▸ Set problem
Reproduce verbatim the lines from the one containing "List all visible" through the one containing "group-agentic-coding[interactable]: エージェント型コーディング —", inclusive, leaving out the pictures.
═══ Working data
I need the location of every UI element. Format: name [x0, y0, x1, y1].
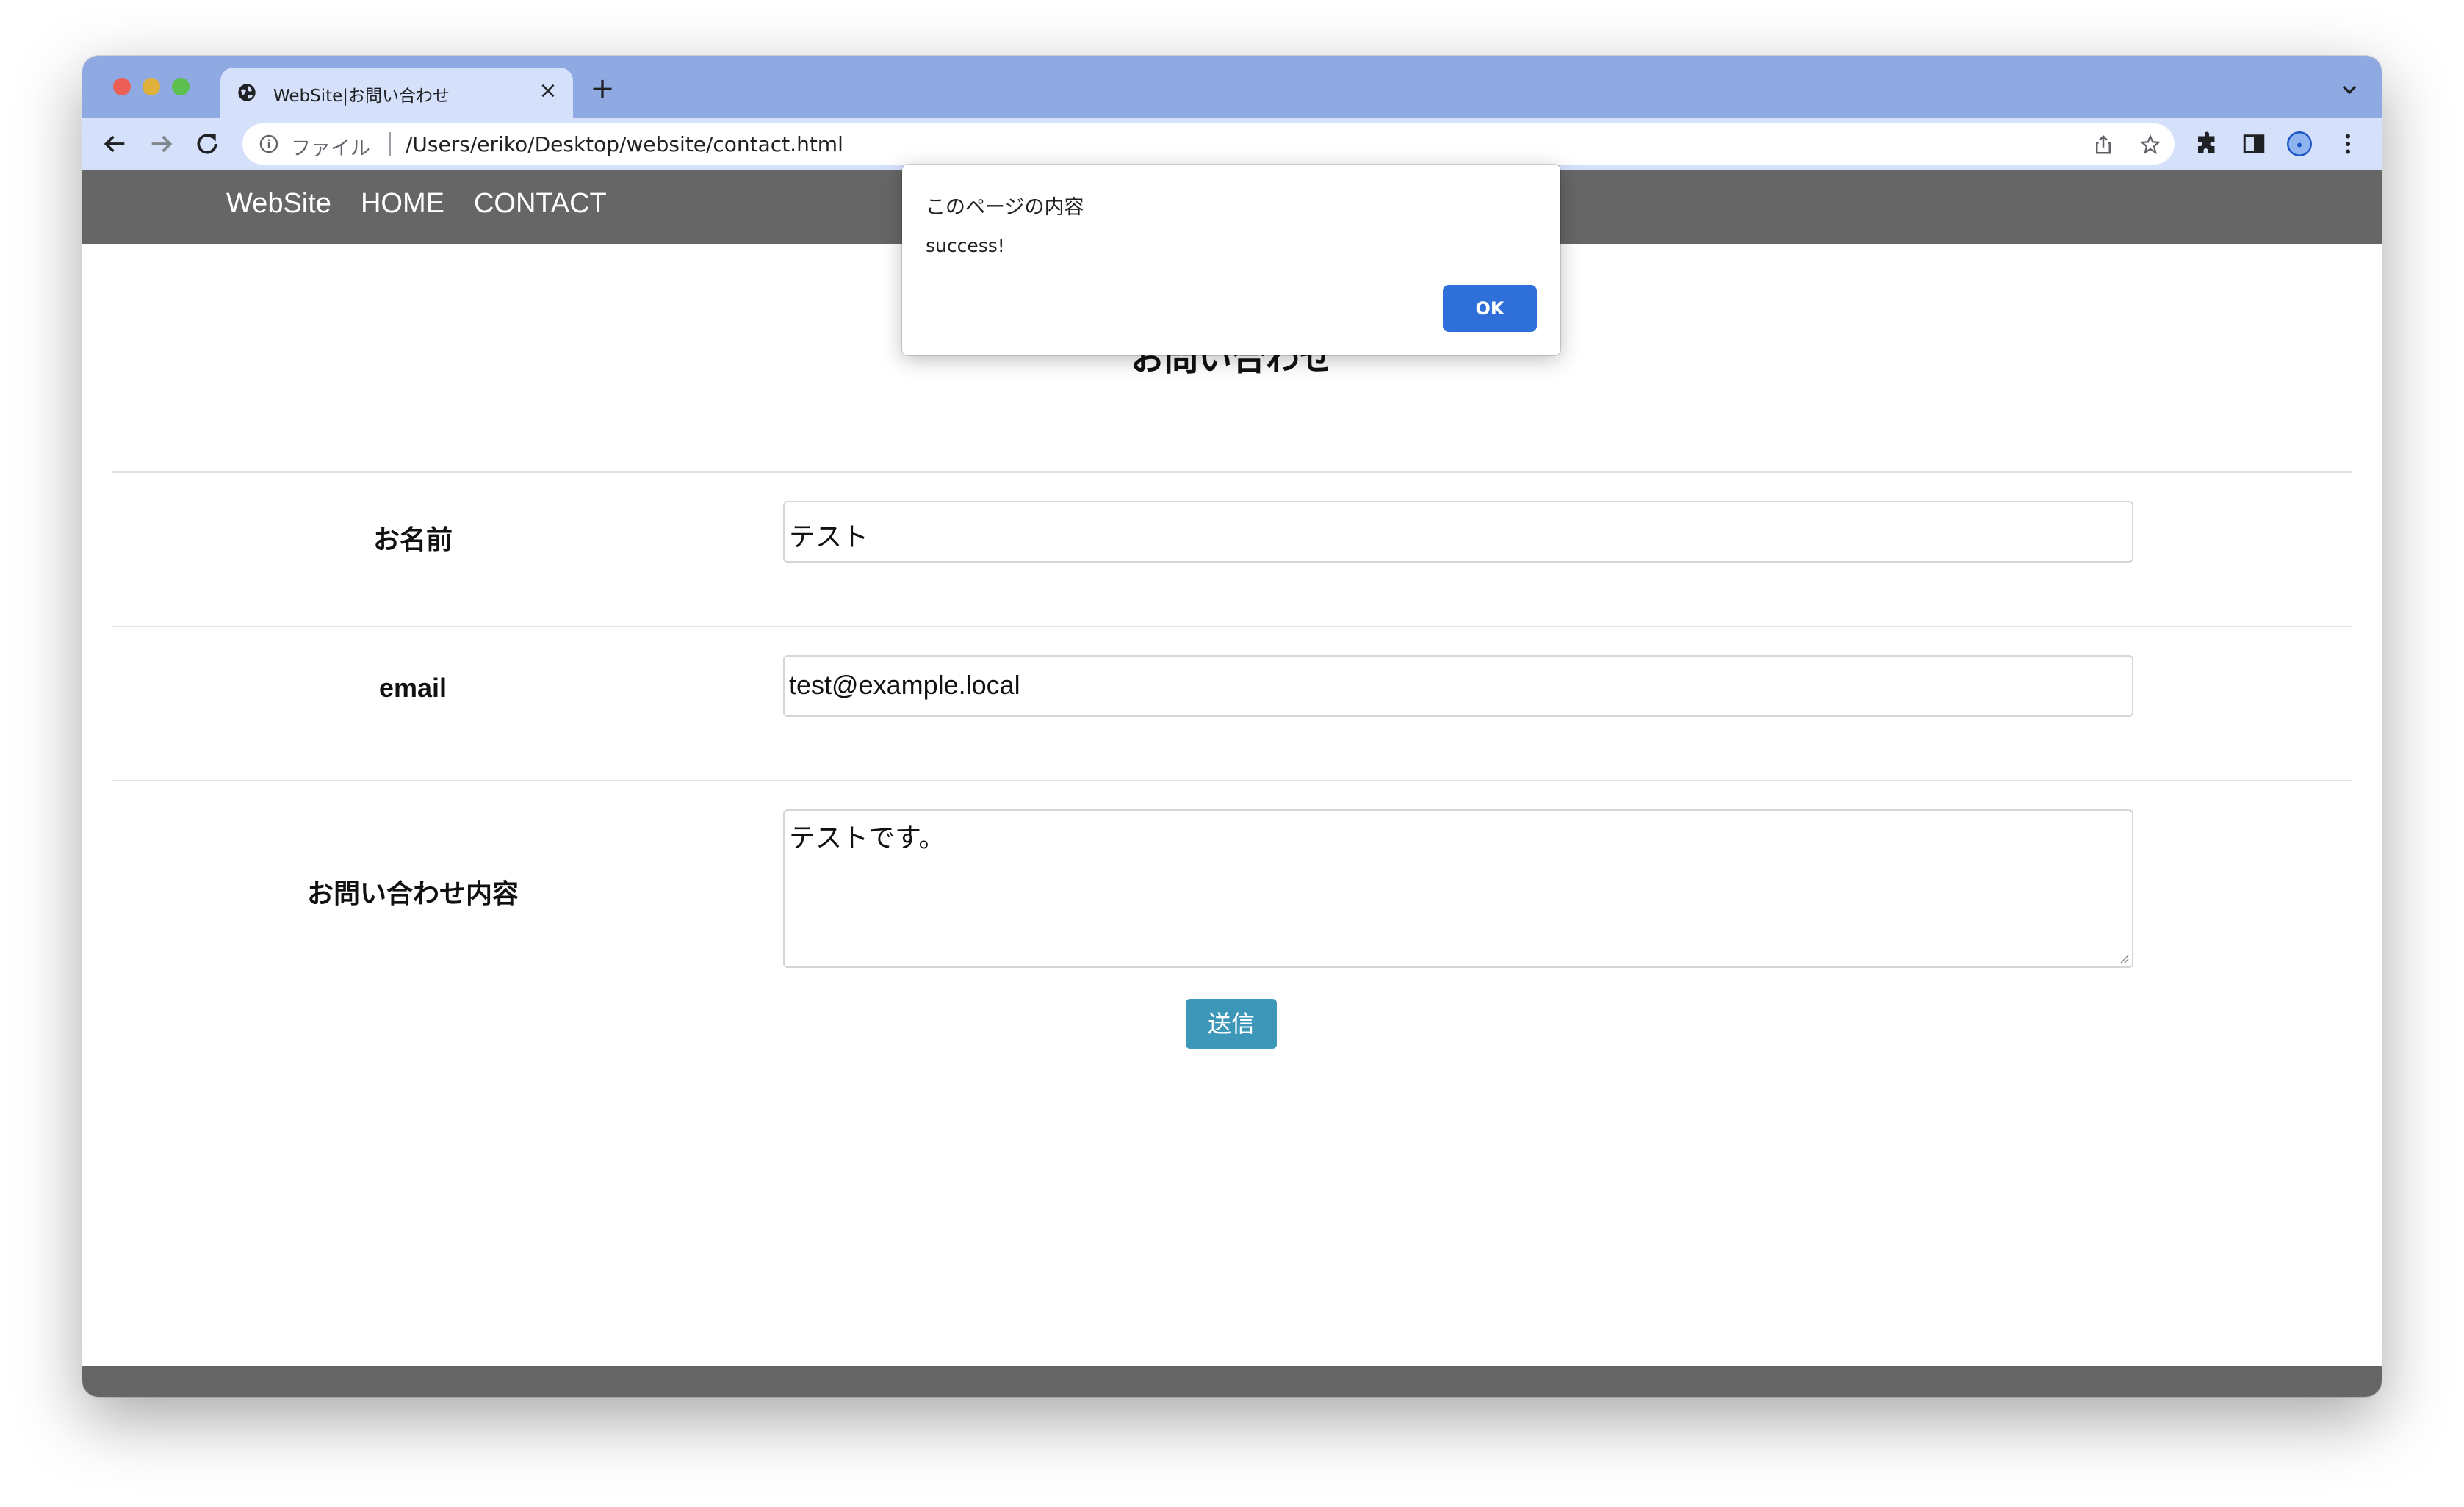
══════
═══ Working data
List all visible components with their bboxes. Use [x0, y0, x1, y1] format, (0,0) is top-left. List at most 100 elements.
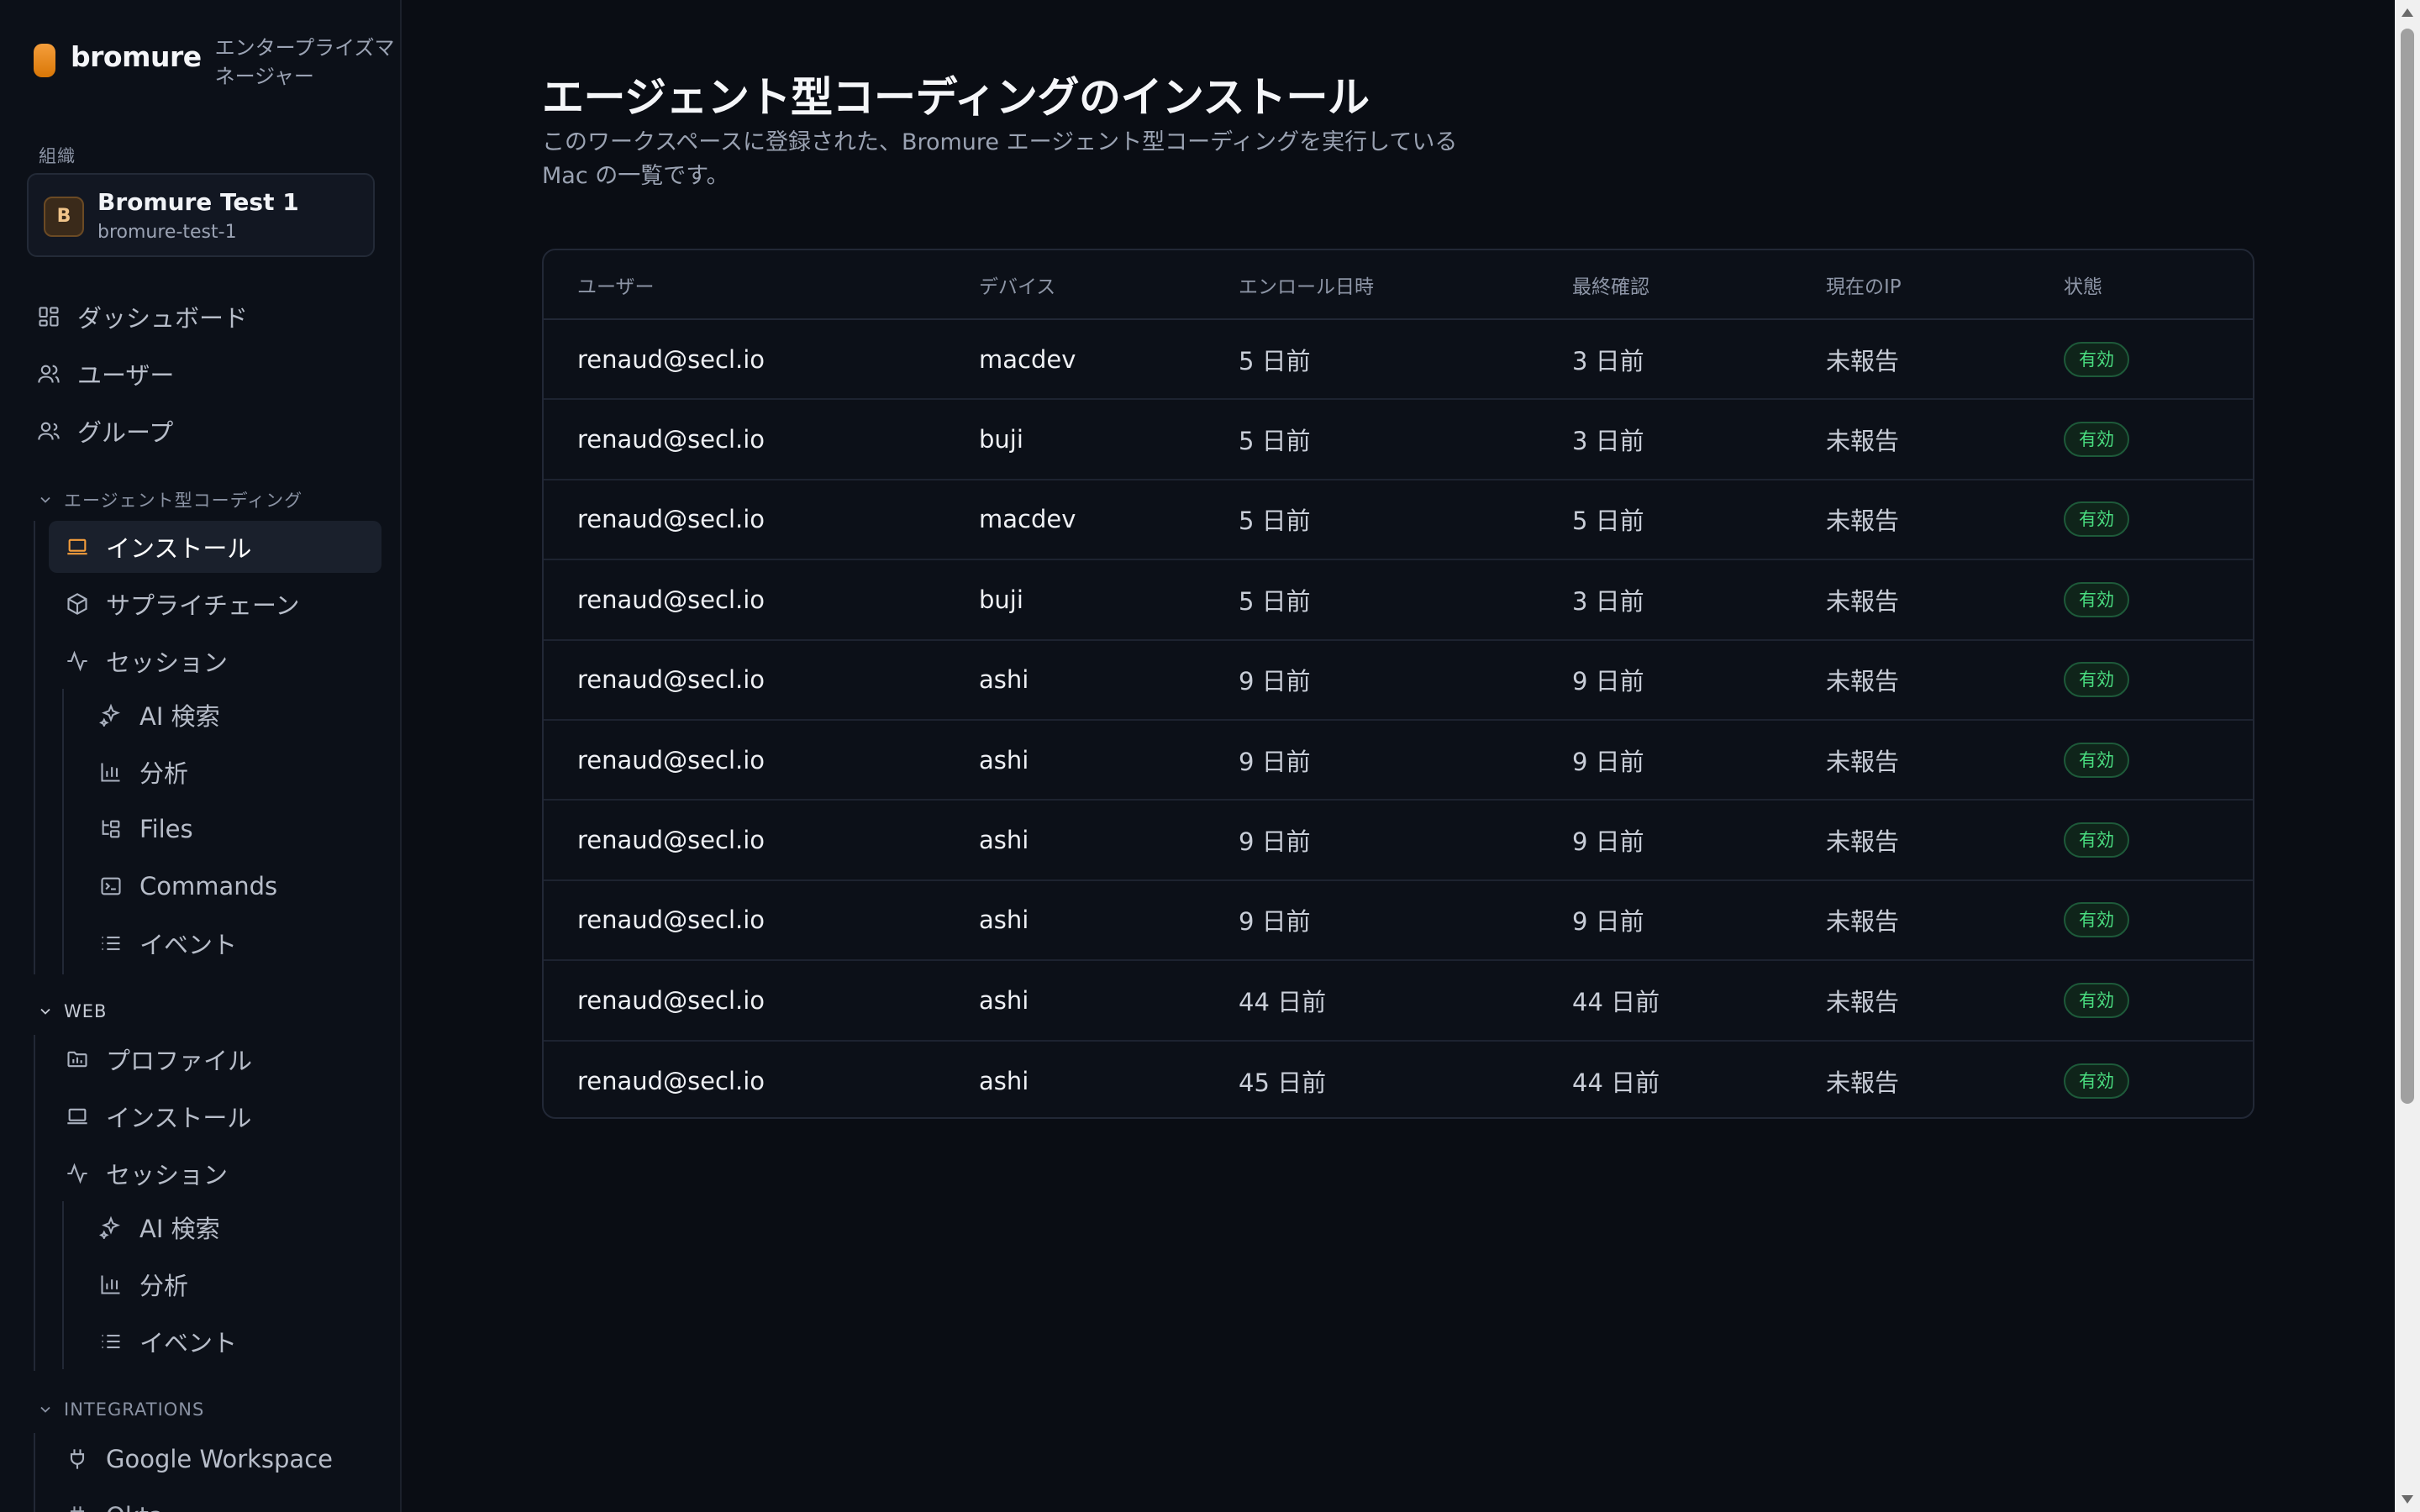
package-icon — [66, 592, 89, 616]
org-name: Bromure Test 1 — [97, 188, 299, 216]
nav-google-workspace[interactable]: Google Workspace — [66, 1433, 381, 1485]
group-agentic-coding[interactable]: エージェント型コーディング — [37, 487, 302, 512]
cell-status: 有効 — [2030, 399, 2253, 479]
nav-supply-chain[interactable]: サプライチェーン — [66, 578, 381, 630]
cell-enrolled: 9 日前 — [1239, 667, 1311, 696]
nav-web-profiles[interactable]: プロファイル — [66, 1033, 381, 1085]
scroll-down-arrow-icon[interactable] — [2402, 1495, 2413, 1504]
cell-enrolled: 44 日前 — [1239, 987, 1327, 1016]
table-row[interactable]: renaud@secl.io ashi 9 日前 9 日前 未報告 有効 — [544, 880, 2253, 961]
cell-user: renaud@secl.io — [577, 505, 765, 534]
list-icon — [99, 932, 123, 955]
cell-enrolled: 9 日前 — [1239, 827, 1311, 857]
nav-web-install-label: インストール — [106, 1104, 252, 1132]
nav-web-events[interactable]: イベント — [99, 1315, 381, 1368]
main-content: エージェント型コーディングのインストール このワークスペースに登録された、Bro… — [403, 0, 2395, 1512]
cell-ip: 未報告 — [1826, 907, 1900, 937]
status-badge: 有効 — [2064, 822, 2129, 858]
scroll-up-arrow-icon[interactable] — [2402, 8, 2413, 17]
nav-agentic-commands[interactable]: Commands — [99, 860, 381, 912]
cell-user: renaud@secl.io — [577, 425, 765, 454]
══════
▸ Result for this exercise
List all visible components with their bboxes. Use [x0, y0, x1, y1] format, (0,0) is top-left. List at most 100 elements.
package-icon — [66, 592, 89, 616]
org-name: Bromure Test 1 — [97, 188, 299, 216]
nav-google-workspace[interactable]: Google Workspace — [66, 1433, 381, 1485]
group-agentic-coding[interactable]: エージェント型コーディング — [37, 487, 302, 512]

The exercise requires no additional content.